Raw records
•••••

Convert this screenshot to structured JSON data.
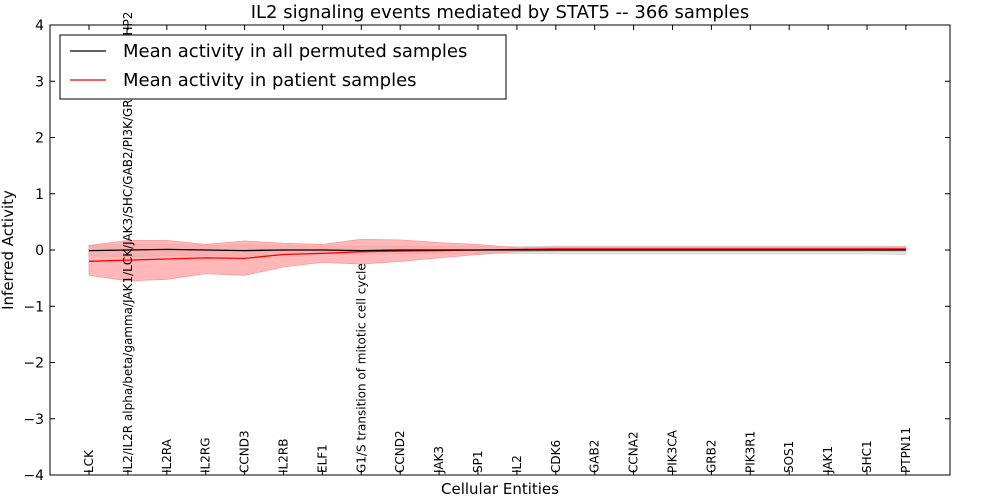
{
  "chart_data": {
    "type": "line",
    "title": "IL2 signaling events mediated by STAT5 -- 366 samples",
    "xlabel": "Cellular Entities",
    "ylabel": "Inferred Activity",
    "ylim": [
      -4,
      4
    ],
    "yticks": [
      -4,
      -3,
      -2,
      -1,
      0,
      1,
      2,
      3,
      4
    ],
    "ytick_labels": [
      "−4",
      "−3",
      "−2",
      "−1",
      "0",
      "1",
      "2",
      "3",
      "4"
    ],
    "categories": [
      "LCK",
      "IL2/IL2R alpha/beta/gamma/JAK1/LCK/JAK3/SHC/GAB2/PI3K/GRB2/SOS1/SHP2",
      "IL2RA",
      "IL2RG",
      "CCND3",
      "IL2RB",
      "ELF1",
      "G1/S transition of mitotic cell cycle",
      "CCND2",
      "JAK3",
      "SP1",
      "IL2",
      "CDK6",
      "GAB2",
      "CCNA2",
      "PIK3CA",
      "GRB2",
      "PIK3R1",
      "SOS1",
      "JAK1",
      "SHC1",
      "PTPN11"
    ],
    "series": [
      {
        "name": "Mean activity in all permuted samples",
        "color": "#000000",
        "values": [
          -0.01,
          0.0,
          0.01,
          0.0,
          -0.01,
          0.0,
          0.0,
          -0.01,
          0.0,
          0.0,
          0.0,
          0.0,
          0.0,
          0.0,
          0.0,
          0.0,
          0.0,
          0.0,
          0.0,
          0.0,
          0.0,
          0.0
        ],
        "lower": [
          -0.1,
          -0.12,
          -0.1,
          -0.09,
          -0.11,
          -0.08,
          -0.07,
          -0.08,
          -0.07,
          -0.06,
          -0.06,
          -0.06,
          -0.07,
          -0.07,
          -0.07,
          -0.07,
          -0.07,
          -0.07,
          -0.07,
          -0.07,
          -0.07,
          -0.08
        ],
        "upper": [
          0.08,
          0.1,
          0.1,
          0.08,
          0.09,
          0.08,
          0.07,
          0.07,
          0.07,
          0.06,
          0.06,
          0.06,
          0.07,
          0.07,
          0.07,
          0.07,
          0.07,
          0.07,
          0.07,
          0.07,
          0.07,
          0.07
        ],
        "band_color": "#d0d0d0"
      },
      {
        "name": "Mean activity in patient samples",
        "color": "#ff0000",
        "values": [
          -0.2,
          -0.18,
          -0.16,
          -0.14,
          -0.15,
          -0.08,
          -0.06,
          -0.03,
          -0.02,
          -0.01,
          0.0,
          0.01,
          0.02,
          0.02,
          0.02,
          0.02,
          0.02,
          0.02,
          0.02,
          0.02,
          0.02,
          0.02
        ],
        "lower": [
          -0.45,
          -0.55,
          -0.52,
          -0.42,
          -0.45,
          -0.3,
          -0.22,
          -0.25,
          -0.2,
          -0.14,
          -0.08,
          -0.03,
          -0.02,
          -0.02,
          -0.02,
          -0.02,
          -0.02,
          -0.02,
          -0.02,
          -0.02,
          -0.02,
          -0.02
        ],
        "upper": [
          0.08,
          0.17,
          0.17,
          0.1,
          0.16,
          0.12,
          0.1,
          0.19,
          0.18,
          0.13,
          0.1,
          0.04,
          0.05,
          0.05,
          0.05,
          0.05,
          0.05,
          0.05,
          0.05,
          0.05,
          0.05,
          0.05
        ],
        "band_color": "#ff9999"
      }
    ],
    "legend_position": "top-left",
    "grid": false
  }
}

•••••

● **WORK TO COMPLETE**:
Set down every record once more, word for word, without pictures.

● **TASK SOLUTION**:
Convert this screenshot to structured JSON data.
{
  "chart_data": {
    "type": "line",
    "title": "IL2 signaling events mediated by STAT5 -- 366 samples",
    "xlabel": "Cellular Entities",
    "ylabel": "Inferred Activity",
    "ylim": [
      -4,
      4
    ],
    "yticks": [
      -4,
      -3,
      -2,
      -1,
      0,
      1,
      2,
      3,
      4
    ],
    "ytick_labels": [
      "−4",
      "−3",
      "−2",
      "−1",
      "0",
      "1",
      "2",
      "3",
      "4"
    ],
    "categories": [
      "LCK",
      "IL2/IL2R alpha/beta/gamma/JAK1/LCK/JAK3/SHC/GAB2/PI3K/GRB2/SOS1/SHP2",
      "IL2RA",
      "IL2RG",
      "CCND3",
      "IL2RB",
      "ELF1",
      "G1/S transition of mitotic cell cycle",
      "CCND2",
      "JAK3",
      "SP1",
      "IL2",
      "CDK6",
      "GAB2",
      "CCNA2",
      "PIK3CA",
      "GRB2",
      "PIK3R1",
      "SOS1",
      "JAK1",
      "SHC1",
      "PTPN11"
    ],
    "series": [
      {
        "name": "Mean activity in all permuted samples",
        "color": "#000000",
        "values": [
          -0.01,
          0.0,
          0.01,
          0.0,
          -0.01,
          0.0,
          0.0,
          -0.01,
          0.0,
          0.0,
          0.0,
          0.0,
          0.0,
          0.0,
          0.0,
          0.0,
          0.0,
          0.0,
          0.0,
          0.0,
          0.0,
          0.0
        ],
        "lower": [
          -0.1,
          -0.12,
          -0.1,
          -0.09,
          -0.11,
          -0.08,
          -0.07,
          -0.08,
          -0.07,
          -0.06,
          -0.06,
          -0.06,
          -0.07,
          -0.07,
          -0.07,
          -0.07,
          -0.07,
          -0.07,
          -0.07,
          -0.07,
          -0.07,
          -0.08
        ],
        "upper": [
          0.08,
          0.1,
          0.1,
          0.08,
          0.09,
          0.08,
          0.07,
          0.07,
          0.07,
          0.06,
          0.06,
          0.06,
          0.07,
          0.07,
          0.07,
          0.07,
          0.07,
          0.07,
          0.07,
          0.07,
          0.07,
          0.07
        ],
        "band_color": "#d0d0d0"
      },
      {
        "name": "Mean activity in patient samples",
        "color": "#ff0000",
        "values": [
          -0.2,
          -0.18,
          -0.16,
          -0.14,
          -0.15,
          -0.08,
          -0.06,
          -0.03,
          -0.02,
          -0.01,
          0.0,
          0.01,
          0.02,
          0.02,
          0.02,
          0.02,
          0.02,
          0.02,
          0.02,
          0.02,
          0.02,
          0.02
        ],
        "lower": [
          -0.45,
          -0.55,
          -0.52,
          -0.42,
          -0.45,
          -0.3,
          -0.22,
          -0.25,
          -0.2,
          -0.14,
          -0.08,
          -0.03,
          -0.02,
          -0.02,
          -0.02,
          -0.02,
          -0.02,
          -0.02,
          -0.02,
          -0.02,
          -0.02,
          -0.02
        ],
        "upper": [
          0.08,
          0.17,
          0.17,
          0.1,
          0.16,
          0.12,
          0.1,
          0.19,
          0.18,
          0.13,
          0.1,
          0.04,
          0.05,
          0.05,
          0.05,
          0.05,
          0.05,
          0.05,
          0.05,
          0.05,
          0.05,
          0.05
        ],
        "band_color": "#ff9999"
      }
    ],
    "legend_position": "top-left",
    "grid": false
  }
}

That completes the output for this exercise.